** begin Available data **

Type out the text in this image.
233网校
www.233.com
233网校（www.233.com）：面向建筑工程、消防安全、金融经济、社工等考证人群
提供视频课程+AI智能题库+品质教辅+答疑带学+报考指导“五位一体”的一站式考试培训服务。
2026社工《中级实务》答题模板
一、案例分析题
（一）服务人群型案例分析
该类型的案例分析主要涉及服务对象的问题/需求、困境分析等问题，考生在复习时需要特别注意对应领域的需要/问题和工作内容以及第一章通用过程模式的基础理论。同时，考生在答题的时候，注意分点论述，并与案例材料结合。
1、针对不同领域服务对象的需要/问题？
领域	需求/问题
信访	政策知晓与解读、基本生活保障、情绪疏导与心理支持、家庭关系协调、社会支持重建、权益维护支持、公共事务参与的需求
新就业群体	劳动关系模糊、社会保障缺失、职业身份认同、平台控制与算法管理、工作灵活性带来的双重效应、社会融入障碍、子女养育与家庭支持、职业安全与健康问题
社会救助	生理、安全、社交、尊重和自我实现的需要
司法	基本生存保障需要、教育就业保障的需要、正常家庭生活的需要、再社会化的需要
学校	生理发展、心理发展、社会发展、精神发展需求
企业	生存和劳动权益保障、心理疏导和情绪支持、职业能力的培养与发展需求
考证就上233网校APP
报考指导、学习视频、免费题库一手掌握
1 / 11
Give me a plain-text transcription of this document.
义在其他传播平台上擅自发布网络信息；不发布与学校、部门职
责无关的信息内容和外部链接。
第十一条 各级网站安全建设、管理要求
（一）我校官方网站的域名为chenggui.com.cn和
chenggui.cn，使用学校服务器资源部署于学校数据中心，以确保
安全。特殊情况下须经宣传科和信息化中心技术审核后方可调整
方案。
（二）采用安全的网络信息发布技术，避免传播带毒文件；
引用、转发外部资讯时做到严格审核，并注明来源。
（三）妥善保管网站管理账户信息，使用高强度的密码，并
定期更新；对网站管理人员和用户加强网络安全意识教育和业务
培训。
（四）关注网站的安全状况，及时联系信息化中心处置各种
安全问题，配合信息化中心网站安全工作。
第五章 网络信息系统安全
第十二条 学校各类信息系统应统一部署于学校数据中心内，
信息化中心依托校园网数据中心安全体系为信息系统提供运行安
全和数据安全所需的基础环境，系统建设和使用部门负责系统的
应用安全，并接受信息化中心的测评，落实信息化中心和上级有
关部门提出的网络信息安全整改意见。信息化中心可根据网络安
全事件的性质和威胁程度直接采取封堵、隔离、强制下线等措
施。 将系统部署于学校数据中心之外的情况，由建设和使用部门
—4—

** end Available data **

What this task involves:
Copy every line above in which the string "报考指导" shows up.

Solution:
提供视频课程+AI智能题库+品质教辅+答疑带学+报考指导“五位一体”的一站式考试培训服务。
报考指导、学习视频、免费题库一手掌握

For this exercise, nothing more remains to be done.